___ MATERIAL SUPPLIED ___

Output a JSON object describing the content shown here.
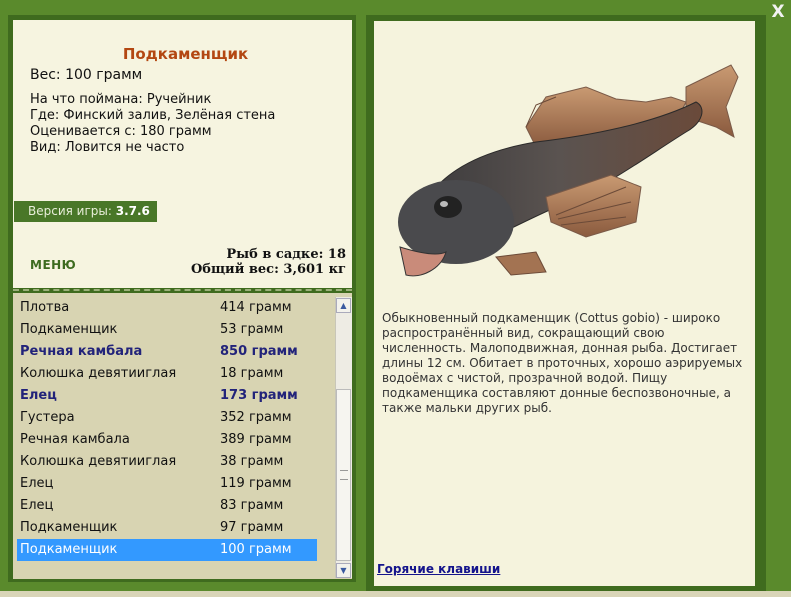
{
  "window": {
    "close_label": "X"
  },
  "fish": {
    "name": "Подкаменщик",
    "weight_text": "Вес: 100 грамм",
    "details": [
      "На что поймана: Ручейник",
      "Где: Финский залив, Зелёная стена",
      "Оценивается с: 180 грамм",
      "Вид: Ловится не часто"
    ]
  },
  "version": {
    "label": "Версия игры:",
    "value": "3.7.6"
  },
  "menu_label": "МЕНЮ",
  "stats": {
    "count_text": "Рыб в садке: 18",
    "total_weight_text": "Общий вес: 3,601 кг"
  },
  "catch_list": [
    {
      "name": "Плотва",
      "weight": "414 грамм",
      "bold": false,
      "selected": false
    },
    {
      "name": "Подкаменщик",
      "weight": "53 грамм",
      "bold": false,
      "selected": false
    },
    {
      "name": "Речная камбала",
      "weight": "850 грамм",
      "bold": true,
      "selected": false
    },
    {
      "name": "Колюшка девятииглая",
      "weight": "18 грамм",
      "bold": false,
      "selected": false
    },
    {
      "name": "Елец",
      "weight": "173 грамм",
      "bold": true,
      "selected": false
    },
    {
      "name": "Густера",
      "weight": "352 грамм",
      "bold": false,
      "selected": false
    },
    {
      "name": "Речная камбала",
      "weight": "389 грамм",
      "bold": false,
      "selected": false
    },
    {
      "name": "Колюшка девятииглая",
      "weight": "38 грамм",
      "bold": false,
      "selected": false
    },
    {
      "name": "Елец",
      "weight": "119 грамм",
      "bold": false,
      "selected": false
    },
    {
      "name": "Елец",
      "weight": "83 грамм",
      "bold": false,
      "selected": false
    },
    {
      "name": "Подкаменщик",
      "weight": "97 грамм",
      "bold": false,
      "selected": false
    },
    {
      "name": "Подкаменщик",
      "weight": "100 грамм",
      "bold": false,
      "selected": true
    }
  ],
  "scrollbar": {
    "up_icon": "arrow-up-icon",
    "down_icon": "arrow-down-icon"
  },
  "description": "Обыкновенный подкаменщик (Cottus gobio) - широко распространённый вид, сокращающий свою численность. Малоподвижная, донная рыба. Достигает длины 12 см. Обитает в проточных, хорошо аэрируемых водоёмах с чистой, прозрачной водой. Пищу подкаменщика составляют донные беспозвоночные, а также мальки других рыб.",
  "hotkeys_label": "Горячие клавиши",
  "colors": {
    "frame_green": "#3f6b1e",
    "panel_cream": "#f6f4e0",
    "list_bg": "#d8d4b2",
    "title_orange": "#b34712",
    "selection_blue": "#3399ff",
    "link_blue": "#14148c"
  }
}
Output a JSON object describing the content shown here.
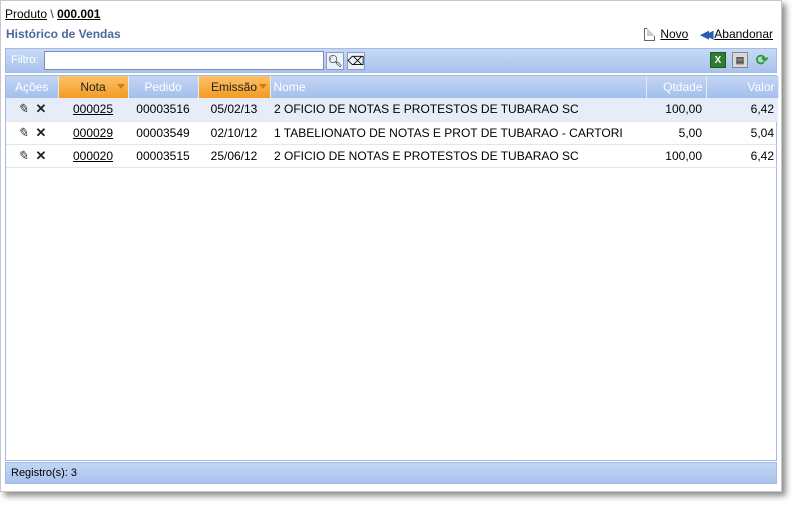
{
  "breadcrumb": {
    "parent": "Produto",
    "separator": "\\",
    "code": "000.001"
  },
  "page_title": "Histórico de Vendas",
  "actions": {
    "new_label": "Novo",
    "abandon_label": "Abandonar"
  },
  "filter": {
    "label": "Filtro:",
    "value": "",
    "placeholder": ""
  },
  "columns": {
    "acoes": "Ações",
    "nota": "Nota",
    "pedido": "Pedido",
    "emissao": "Emissão",
    "nome": "Nome",
    "qtdade": "Qtdade",
    "valor": "Valor"
  },
  "rows": [
    {
      "nota": "000025",
      "pedido": "00003516",
      "emissao": "05/02/13",
      "nome": "2 OFICIO DE NOTAS E PROTESTOS DE TUBARAO SC",
      "qtdade": "100,00",
      "valor": "6,42"
    },
    {
      "nota": "000029",
      "pedido": "00003549",
      "emissao": "02/10/12",
      "nome": "1 TABELIONATO DE NOTAS E PROT DE TUBARAO - CARTORI",
      "qtdade": "5,00",
      "valor": "5,04"
    },
    {
      "nota": "000020",
      "pedido": "00003515",
      "emissao": "25/06/12",
      "nome": "2 OFICIO DE NOTAS E PROTESTOS DE TUBARAO SC",
      "qtdade": "100,00",
      "valor": "6,42"
    }
  ],
  "status": {
    "label": "Registro(s): 3"
  },
  "colors": {
    "header_blue": "#a3bfec",
    "sorted_orange": "#f39a22",
    "title_blue": "#4a6a9a",
    "selected_row": "#e6edf9"
  }
}
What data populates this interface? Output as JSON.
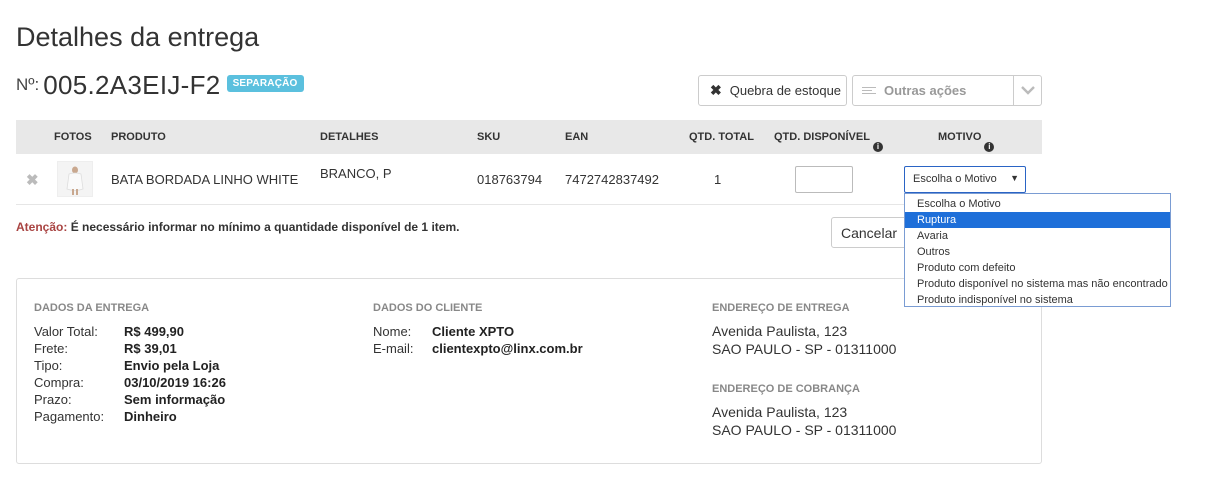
{
  "page_title": "Detalhes da entrega",
  "order": {
    "prefix": "Nº:",
    "number": "005.2A3EIJ-F2",
    "status": "SEPARAÇÃO"
  },
  "actions": {
    "quebra_label": "Quebra de estoque",
    "outras_label": "Outras ações"
  },
  "table": {
    "headers": [
      "FOTOS",
      "PRODUTO",
      "DETALHES",
      "SKU",
      "EAN",
      "QTD. TOTAL",
      "QTD. DISPONÍVEL",
      "MOTIVO"
    ],
    "row": {
      "product": "BATA BORDADA LINHO WHITE",
      "details": "BRANCO, P",
      "sku": "018763794",
      "ean": "7472742837492",
      "qty_total": "1",
      "motivo_selected": "Escolha o Motivo"
    }
  },
  "motivo_options": [
    "Escolha o Motivo",
    "Ruptura",
    "Avaria",
    "Outros",
    "Produto com defeito",
    "Produto disponível no sistema mas não encontrado",
    "Produto indisponível no sistema"
  ],
  "motivo_highlighted": "Ruptura",
  "warning": {
    "label": "Atenção:",
    "text": "É necessário informar no mínimo a quantidade disponível de 1 item."
  },
  "cancel_label": "Cancelar",
  "delivery": {
    "title": "DADOS DA ENTREGA",
    "fields": [
      {
        "label": "Valor Total:",
        "value": "R$ 499,90"
      },
      {
        "label": "Frete:",
        "value": "R$ 39,01"
      },
      {
        "label": "Tipo:",
        "value": "Envio pela Loja"
      },
      {
        "label": "Compra:",
        "value": "03/10/2019 16:26"
      },
      {
        "label": "Prazo:",
        "value": "Sem informação"
      },
      {
        "label": "Pagamento:",
        "value": "Dinheiro"
      }
    ]
  },
  "client": {
    "title": "DADOS DO CLIENTE",
    "fields": [
      {
        "label": "Nome:",
        "value": "Cliente XPTO"
      },
      {
        "label": "E-mail:",
        "value": "clientexpto@linx.com.br"
      }
    ]
  },
  "delivery_address": {
    "title": "ENDEREÇO DE ENTREGA",
    "line1": "Avenida Paulista, 123",
    "line2": "SAO PAULO - SP - 01311000"
  },
  "billing_address": {
    "title": "ENDEREÇO DE COBRANÇA",
    "line1": "Avenida Paulista, 123",
    "line2": "SAO PAULO - SP - 01311000"
  }
}
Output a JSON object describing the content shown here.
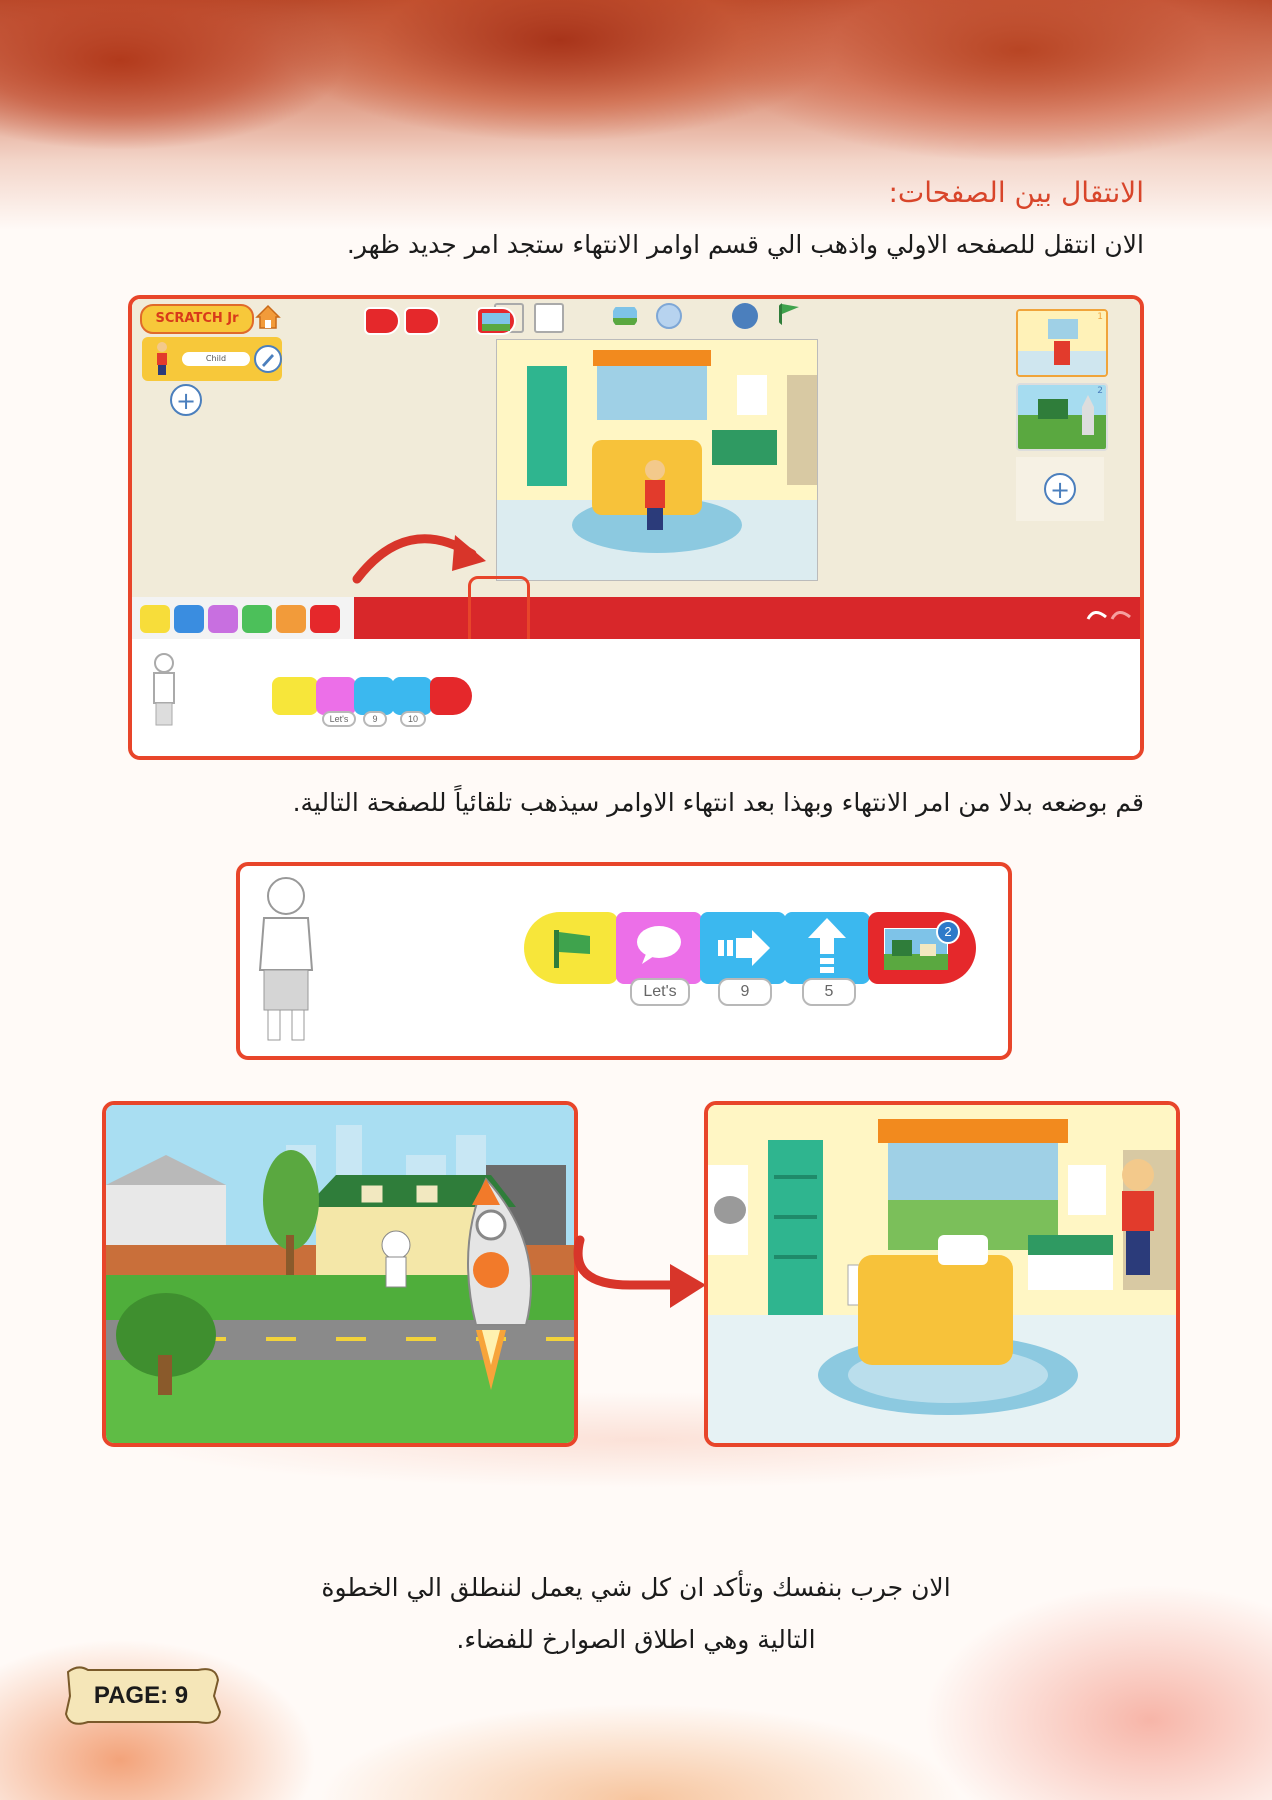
{
  "section_title": "الانتقال بين الصفحات:",
  "intro": "الان انتقل للصفحه الاولي واذهب الي قسم اوامر الانتهاء ستجد امر جديد ظهر.",
  "instruction": "قم بوضعه بدلا من امر الانتهاء وبهذا بعد انتهاء الاوامر سيذهب تلقائياً للصفحة التالية.",
  "closing_line1": "الان جرب بنفسك وتأكد ان كل شي يعمل لننطلق الي الخطوة",
  "closing_line2": "التالية وهي اطلاق الصوارخ للفضاء.",
  "page_label": "PAGE: 9",
  "scratch_ui": {
    "logo": "SCRATCH Jr",
    "character_name": "Child",
    "page_numbers": [
      "1",
      "2"
    ],
    "script_labels": [
      "Let's",
      "9",
      "10"
    ]
  },
  "zoom_script": {
    "labels": [
      "Let's",
      "9",
      "5"
    ],
    "page_badge": "2"
  },
  "colors": {
    "accent": "#e8452a",
    "title": "#d8452a",
    "bar_red": "#d8272a"
  }
}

___

AIM:
Find how many lines of the entries contain "arrow". Respond with the number only.

EXERCISE RESULT:
2